# Short problem:
Of the lines in the entries below, state how many hold the word "cart". Say nothing else.
-- Begin Supplied data --
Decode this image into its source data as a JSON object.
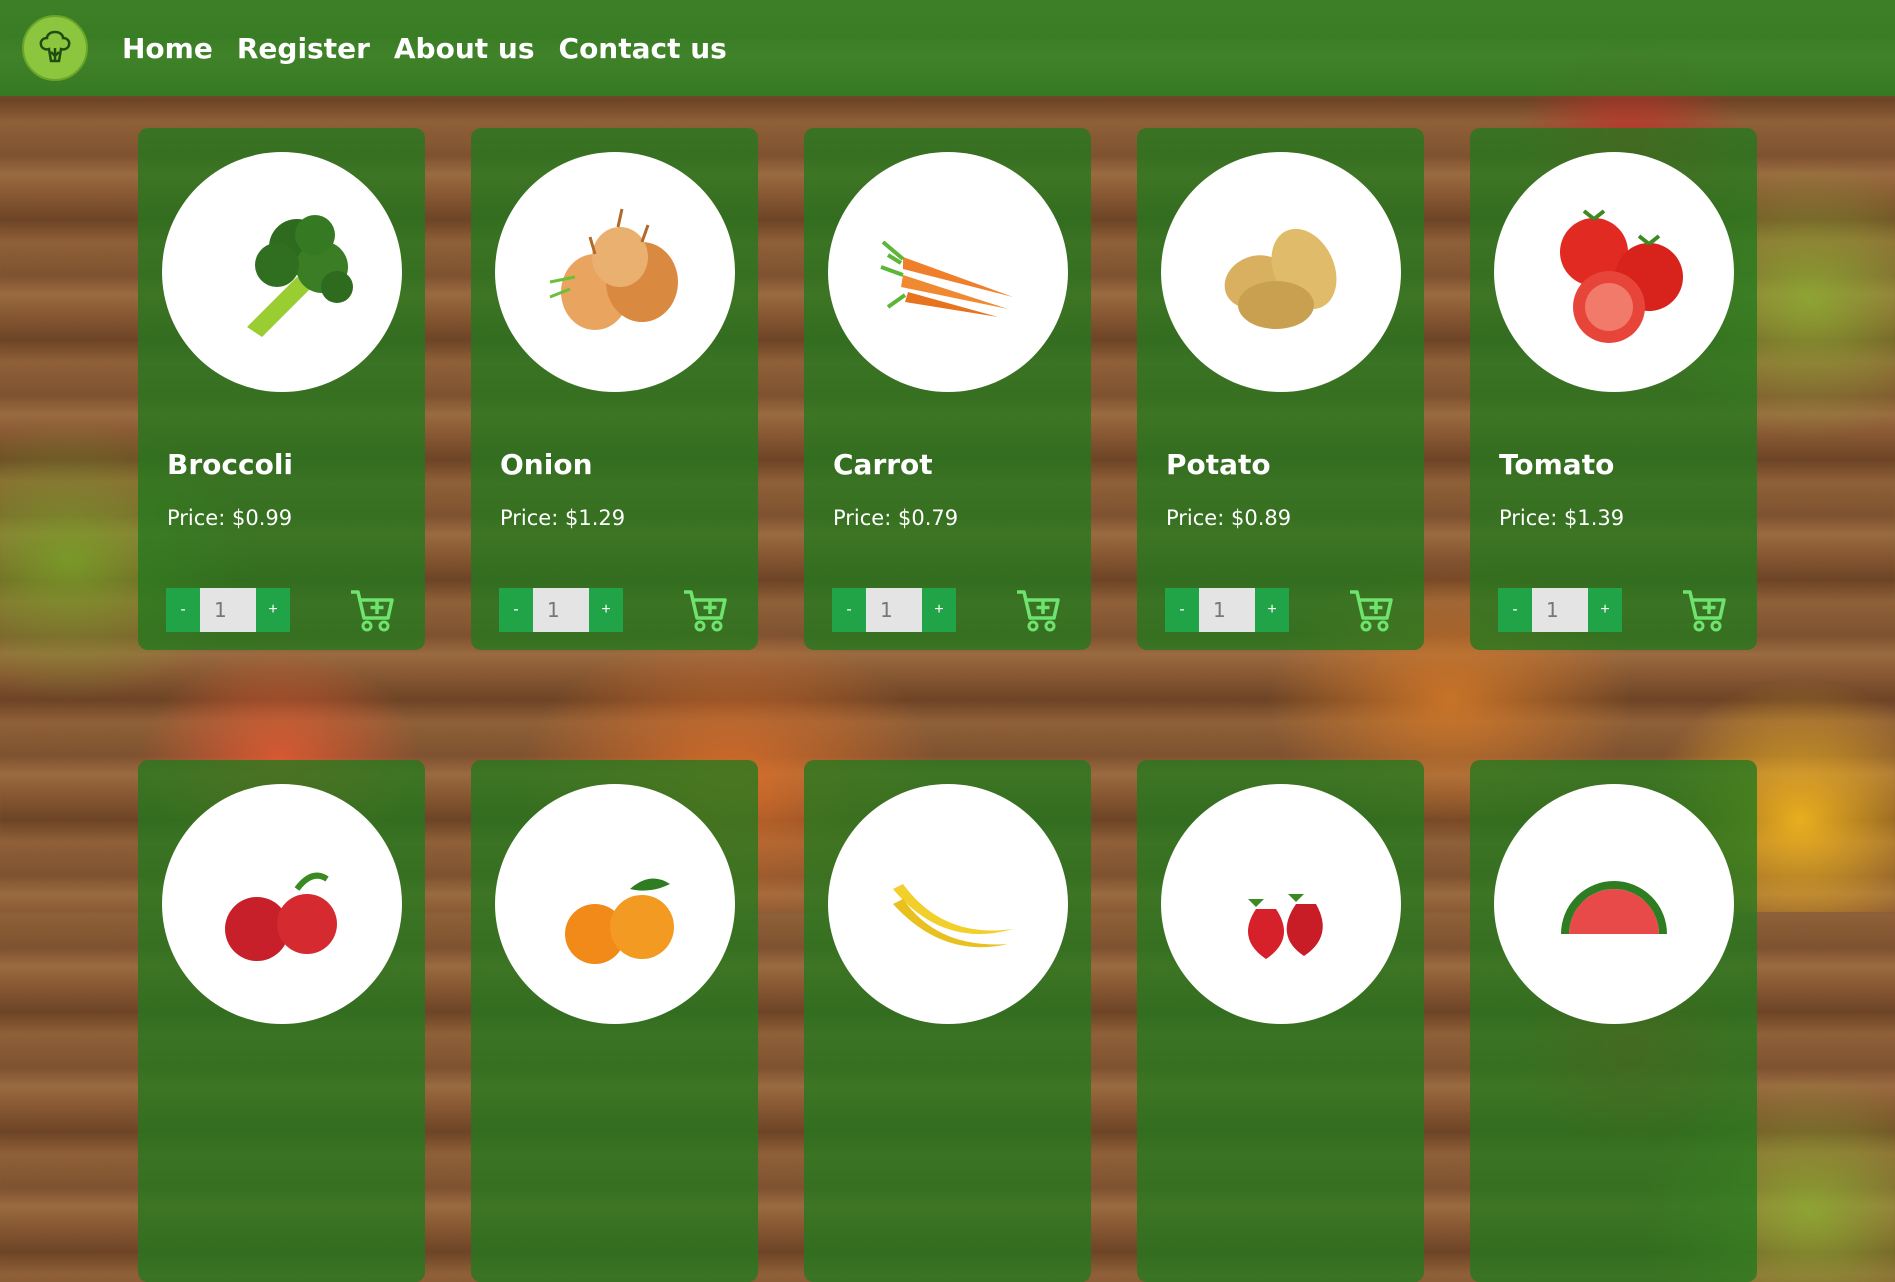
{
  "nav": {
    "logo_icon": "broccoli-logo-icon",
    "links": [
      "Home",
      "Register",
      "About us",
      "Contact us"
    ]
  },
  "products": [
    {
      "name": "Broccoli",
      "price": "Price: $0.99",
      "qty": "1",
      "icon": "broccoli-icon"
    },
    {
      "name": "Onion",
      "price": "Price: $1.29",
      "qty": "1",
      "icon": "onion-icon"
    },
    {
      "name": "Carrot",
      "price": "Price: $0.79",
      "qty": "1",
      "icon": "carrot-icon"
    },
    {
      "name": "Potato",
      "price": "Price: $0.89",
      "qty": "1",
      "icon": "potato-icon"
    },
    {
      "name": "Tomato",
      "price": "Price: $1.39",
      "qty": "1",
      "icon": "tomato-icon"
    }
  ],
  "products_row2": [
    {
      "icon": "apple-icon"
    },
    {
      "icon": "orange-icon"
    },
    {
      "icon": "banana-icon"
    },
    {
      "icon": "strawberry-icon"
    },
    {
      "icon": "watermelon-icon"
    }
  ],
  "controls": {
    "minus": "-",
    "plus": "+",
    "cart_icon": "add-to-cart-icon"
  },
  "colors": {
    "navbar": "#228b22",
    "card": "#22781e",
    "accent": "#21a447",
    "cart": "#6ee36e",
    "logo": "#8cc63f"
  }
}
-- End Supplied data --
# Solution to the problem:
2